◆ Annotated element listings:
------------------------------

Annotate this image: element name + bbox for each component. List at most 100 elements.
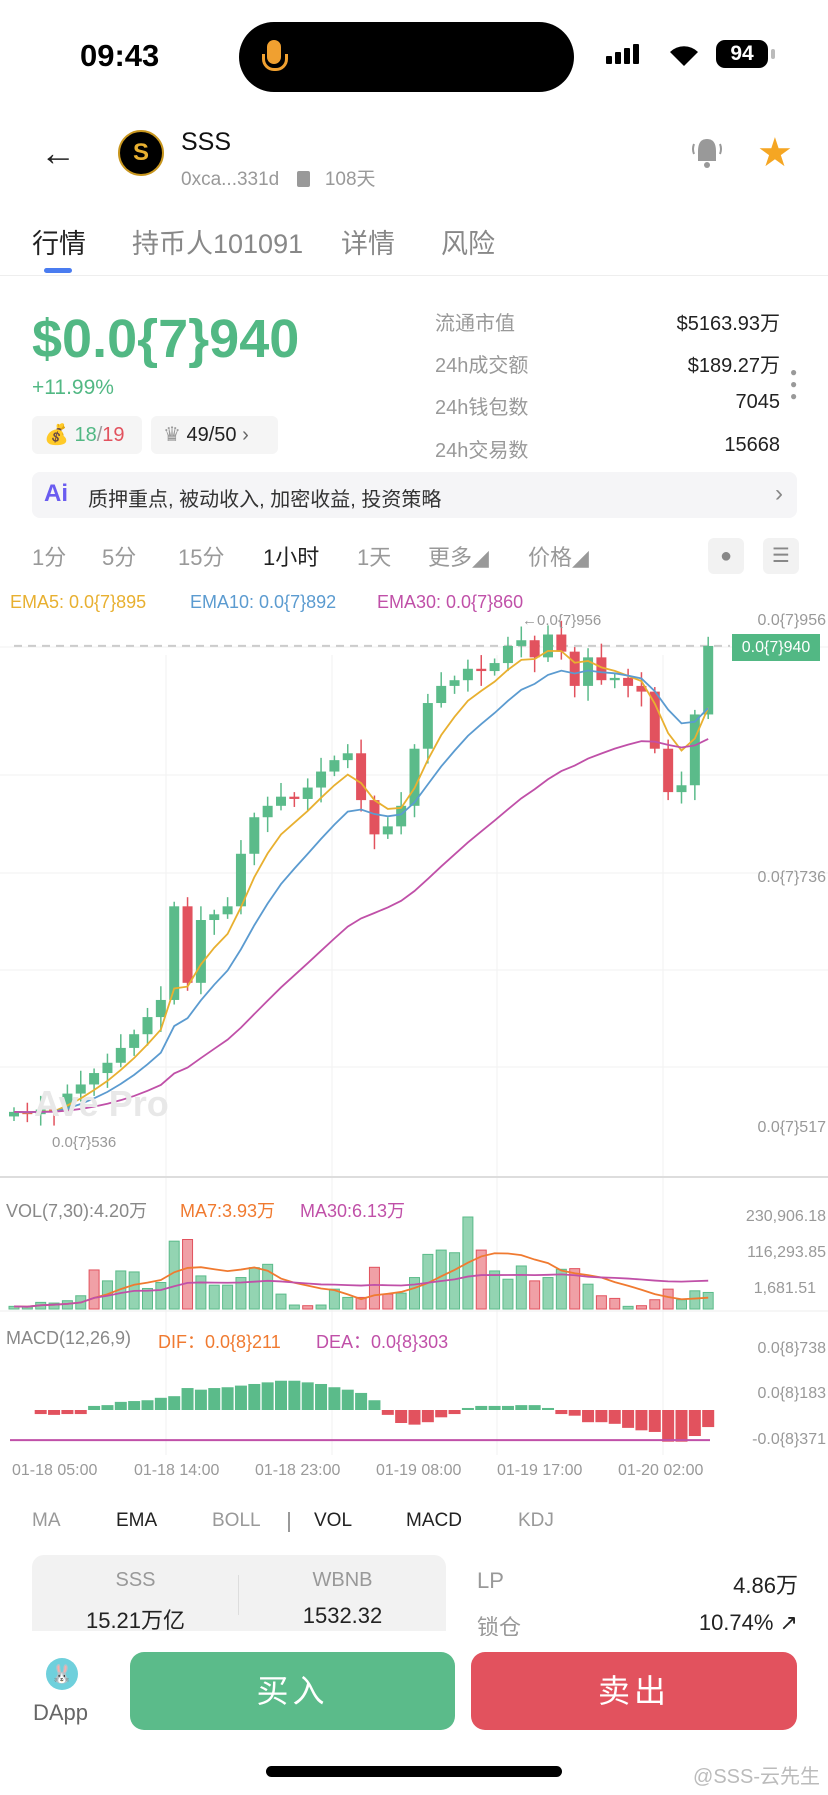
macd-histogram-bar: [154, 1397, 167, 1410]
interval-1h[interactable]: 1小时: [263, 545, 320, 570]
x-axis-label: 01-20 02:00: [618, 1462, 704, 1479]
macd-axis-label: 0.0{8}738: [757, 1340, 826, 1357]
price-axis-label: 0.0{7}517: [757, 1119, 826, 1136]
macd-histogram-bar: [408, 1410, 421, 1425]
x-axis-label: 01-18 23:00: [255, 1462, 341, 1479]
interval-15m[interactable]: 15分: [178, 545, 225, 570]
tab-risk[interactable]: 风险: [441, 229, 495, 259]
candle-body: [543, 634, 553, 658]
volume-bar: [302, 1305, 314, 1310]
indicator-macd[interactable]: MACD: [406, 1510, 462, 1531]
macd-histogram-bar: [568, 1410, 581, 1416]
stat-value: $5163.93万: [676, 313, 780, 335]
macd-histogram-bar: [328, 1387, 341, 1410]
candle-body: [115, 1047, 126, 1063]
volume-bar: [315, 1304, 327, 1310]
volume-bar: [595, 1295, 607, 1310]
macd-histogram-bar: [208, 1388, 221, 1410]
macd-histogram-bar: [141, 1400, 154, 1410]
tab-market[interactable]: 行情: [32, 229, 86, 259]
buy-button[interactable]: 买入: [130, 1652, 455, 1730]
lock-value[interactable]: 10.74% ↗: [698, 1610, 798, 1635]
tab-holders[interactable]: 持币人101091: [132, 229, 304, 259]
interval-1m[interactable]: 1分: [32, 545, 67, 570]
volume-bar: [515, 1265, 527, 1310]
sell-button[interactable]: 卖出: [471, 1652, 797, 1730]
candle-body: [516, 640, 527, 646]
candle-body: [102, 1062, 113, 1074]
volume-bar: [208, 1284, 220, 1310]
ema5-line: [13, 649, 710, 1114]
chevron-right-icon: ›: [242, 424, 249, 446]
volume-bar: [368, 1266, 380, 1310]
token-logo: S: [118, 130, 164, 176]
money-bag-icon: 💰: [44, 424, 69, 446]
volume-bar: [355, 1296, 367, 1310]
chart-settings-icon[interactable]: ☰: [763, 538, 799, 574]
macd-histogram-bar: [461, 1407, 474, 1410]
bell-icon[interactable]: [690, 136, 724, 172]
x-axis-label: 01-18 05:00: [12, 1462, 98, 1479]
volume-axis-label: 230,906.18: [745, 1208, 826, 1225]
macd-histogram-bar: [315, 1383, 328, 1410]
x-axis-label: 01-18 14:00: [134, 1462, 220, 1479]
pancakeswap-icon[interactable]: 🐰: [46, 1658, 78, 1690]
more-vertical-icon[interactable]: ● ● ●: [790, 365, 798, 403]
candle-body: [369, 800, 380, 835]
volume-bar: [702, 1291, 714, 1310]
bubble-toggle-icon[interactable]: ●: [708, 538, 744, 574]
macd-histogram-bar: [194, 1389, 207, 1410]
x-axis-label: 01-19 08:00: [376, 1462, 462, 1479]
volume-bar: [48, 1302, 60, 1310]
macd-histogram-bar: [248, 1383, 261, 1410]
macd-histogram-bar: [608, 1410, 621, 1424]
volume-bar: [262, 1263, 274, 1310]
smart-money-badge[interactable]: 💰 18/19: [32, 416, 142, 454]
macd-histogram-bar: [74, 1410, 87, 1415]
candle-body: [676, 785, 687, 793]
back-arrow-icon[interactable]: ←: [40, 132, 76, 173]
macd-histogram-bar: [528, 1405, 541, 1410]
tab-details[interactable]: 详情: [341, 229, 395, 259]
home-indicator[interactable]: [266, 1766, 562, 1777]
interval-more-dropdown[interactable]: 更多◢: [428, 545, 489, 570]
chevron-right-icon: ›: [775, 480, 783, 507]
top-holders-badge[interactable]: ♛ 49/50 ›: [151, 416, 278, 454]
volume-bar: [569, 1268, 581, 1310]
macd-histogram-bar: [595, 1410, 608, 1423]
volume-bar: [88, 1269, 100, 1310]
indicator-boll[interactable]: BOLL: [212, 1510, 261, 1531]
candle-body: [663, 748, 674, 793]
candle-body: [142, 1017, 153, 1035]
stat-label: 24h成交额: [435, 355, 529, 377]
liquidity-pool-card: SSS 15.21万亿 WBNB 1532.32: [32, 1555, 446, 1631]
indicator-vol[interactable]: VOL: [314, 1510, 353, 1531]
volume-bar: [395, 1292, 407, 1310]
volume-bar: [635, 1305, 647, 1310]
candle-body: [235, 853, 246, 907]
stat-label: 24h钱包数: [435, 397, 529, 419]
ai-summary-banner[interactable]: Ai 质押重点, 被动收入, 加密收益, 投资策略 ›: [32, 472, 797, 518]
interval-5m[interactable]: 5分: [102, 545, 137, 570]
macd-histogram-bar: [168, 1396, 181, 1410]
indicator-ma[interactable]: MA: [32, 1510, 61, 1531]
token-address[interactable]: 0xca...331d: [181, 169, 280, 190]
wifi-icon: [670, 46, 698, 66]
candle-body: [262, 805, 273, 818]
ai-icon: Ai: [44, 480, 68, 507]
chart-type-dropdown[interactable]: 价格◢: [528, 545, 589, 570]
candle-body: [462, 668, 473, 681]
macd-axis-label: 0.0{8}183: [757, 1385, 826, 1402]
macd-histogram-bar: [275, 1380, 287, 1410]
macd-histogram-bar: [48, 1410, 61, 1415]
kline-chart[interactable]: [0, 0, 828, 1460]
indicator-ema[interactable]: EMA: [116, 1510, 158, 1531]
indicator-kdj[interactable]: KDJ: [518, 1510, 554, 1531]
dapp-label[interactable]: DApp: [33, 1700, 89, 1725]
max-price-marker: ←0.0{7}956: [522, 612, 602, 629]
copy-icon[interactable]: [296, 171, 310, 187]
favorite-star-icon[interactable]: ★: [757, 131, 793, 175]
min-price-marker: 0.0{7}536: [52, 1134, 117, 1151]
candle-body: [476, 668, 487, 672]
interval-1d[interactable]: 1天: [357, 545, 392, 570]
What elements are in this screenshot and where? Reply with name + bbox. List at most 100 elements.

------------------------------

◆ WORK INSTRUCTIONS: Print these items again without changing anything, but leave the pictures out of your answer.

◆ SOLUTION FOR THIS EXERCISE:
Annotate this image: element name + bbox for each component. List at most 100 elements.
macd-histogram-bar: [154, 1397, 167, 1410]
interval-1h[interactable]: 1小时: [263, 545, 320, 570]
x-axis-label: 01-20 02:00: [618, 1462, 704, 1479]
macd-axis-label: 0.0{8}738: [757, 1340, 826, 1357]
price-axis-label: 0.0{7}517: [757, 1119, 826, 1136]
macd-histogram-bar: [408, 1410, 421, 1425]
x-axis-label: 01-18 23:00: [255, 1462, 341, 1479]
interval-15m[interactable]: 15分: [178, 545, 225, 570]
tab-risk[interactable]: 风险: [441, 229, 495, 259]
candle-body: [543, 634, 553, 658]
volume-bar: [302, 1305, 314, 1310]
indicator-macd[interactable]: MACD: [406, 1510, 462, 1531]
macd-histogram-bar: [568, 1410, 581, 1416]
stat-value: $5163.93万: [676, 313, 780, 335]
macd-histogram-bar: [328, 1387, 341, 1410]
candle-body: [115, 1047, 126, 1063]
volume-bar: [315, 1304, 327, 1310]
volume-bar: [595, 1295, 607, 1310]
macd-histogram-bar: [208, 1388, 221, 1410]
macd-histogram-bar: [141, 1400, 154, 1410]
tab-market[interactable]: 行情: [32, 229, 86, 259]
buy-button[interactable]: 买入: [130, 1652, 455, 1730]
lock-value[interactable]: 10.74% ↗: [698, 1610, 798, 1635]
tab-holders[interactable]: 持币人101091: [132, 229, 304, 259]
interval-1m[interactable]: 1分: [32, 545, 67, 570]
volume-bar: [515, 1265, 527, 1310]
sell-button[interactable]: 卖出: [471, 1652, 797, 1730]
candle-body: [516, 640, 527, 646]
candle-body: [102, 1062, 113, 1074]
volume-bar: [208, 1284, 220, 1310]
ema5-line: [13, 649, 710, 1114]
chevron-right-icon: ›: [242, 424, 249, 446]
volume-bar: [368, 1266, 380, 1310]
token-logo: S: [118, 130, 164, 176]
money-bag-icon: 💰: [44, 424, 69, 446]
volume-bar: [355, 1296, 367, 1310]
chart-settings-icon[interactable]: ☰: [763, 538, 799, 574]
macd-histogram-bar: [461, 1407, 474, 1410]
bell-icon[interactable]: [690, 136, 724, 172]
x-axis-label: 01-18 05:00: [12, 1462, 98, 1479]
volume-axis-label: 230,906.18: [745, 1208, 826, 1225]
macd-histogram-bar: [315, 1383, 328, 1410]
x-axis-label: 01-18 14:00: [134, 1462, 220, 1479]
pancakeswap-icon[interactable]: 🐰: [46, 1658, 78, 1690]
more-vertical-icon[interactable]: ● ● ●: [790, 365, 798, 403]
candle-body: [369, 800, 380, 835]
volume-bar: [702, 1291, 714, 1310]
bubble-toggle-icon[interactable]: ●: [708, 538, 744, 574]
macd-histogram-bar: [194, 1389, 207, 1410]
x-axis-label: 01-19 08:00: [376, 1462, 462, 1479]
volume-bar: [48, 1302, 60, 1310]
macd-histogram-bar: [248, 1383, 261, 1410]
macd-histogram-bar: [608, 1410, 621, 1424]
volume-bar: [262, 1263, 274, 1310]
smart-money-badge[interactable]: 💰 18/19: [32, 416, 142, 454]
macd-histogram-bar: [74, 1410, 87, 1415]
candle-body: [676, 785, 687, 793]
back-arrow-icon[interactable]: ←: [40, 132, 76, 173]
macd-histogram-bar: [528, 1405, 541, 1410]
tab-details[interactable]: 详情: [341, 229, 395, 259]
home-indicator[interactable]: [266, 1766, 562, 1777]
interval-more-dropdown[interactable]: 更多◢: [428, 545, 489, 570]
chevron-right-icon: ›: [775, 480, 783, 507]
top-holders-badge[interactable]: ♛ 49/50 ›: [151, 416, 278, 454]
volume-bar: [569, 1268, 581, 1310]
macd-histogram-bar: [595, 1410, 608, 1423]
volume-bar: [88, 1269, 100, 1310]
indicator-boll[interactable]: BOLL: [212, 1510, 261, 1531]
candle-body: [663, 748, 674, 793]
candle-body: [142, 1017, 153, 1035]
stat-label: 24h成交额: [435, 355, 529, 377]
liquidity-pool-card: SSS 15.21万亿 WBNB 1532.32: [32, 1555, 446, 1631]
indicator-vol[interactable]: VOL: [314, 1510, 353, 1531]
volume-bar: [395, 1292, 407, 1310]
volume-bar: [635, 1305, 647, 1310]
candle-body: [235, 853, 246, 907]
stat-label: 24h钱包数: [435, 397, 529, 419]
ai-summary-banner[interactable]: Ai 质押重点, 被动收入, 加密收益, 投资策略 ›: [32, 472, 797, 518]
interval-5m[interactable]: 5分: [102, 545, 137, 570]
macd-histogram-bar: [168, 1396, 181, 1410]
indicator-ma[interactable]: MA: [32, 1510, 61, 1531]
token-address[interactable]: 0xca...331d: [181, 169, 280, 190]
wifi-icon: [670, 46, 698, 66]
candle-body: [262, 805, 273, 818]
ai-icon: Ai: [44, 480, 68, 507]
chart-type-dropdown[interactable]: 价格◢: [528, 545, 589, 570]
candle-body: [462, 668, 473, 681]
macd-axis-label: 0.0{8}183: [757, 1385, 826, 1402]
macd-histogram-bar: [275, 1380, 287, 1410]
macd-histogram-bar: [48, 1410, 61, 1415]
kline-chart[interactable]: [0, 0, 828, 1460]
indicator-ema[interactable]: EMA: [116, 1510, 158, 1531]
indicator-kdj[interactable]: KDJ: [518, 1510, 554, 1531]
dapp-label[interactable]: DApp: [33, 1700, 89, 1725]
max-price-marker: ←0.0{7}956: [522, 612, 602, 629]
copy-icon[interactable]: [296, 171, 310, 187]
favorite-star-icon[interactable]: ★: [757, 131, 793, 175]
min-price-marker: 0.0{7}536: [52, 1134, 117, 1151]
candle-body: [476, 668, 487, 672]
interval-1d[interactable]: 1天: [357, 545, 392, 570]
What elements are in this screenshot and where? Reply with name + bbox. List at most 100 elements.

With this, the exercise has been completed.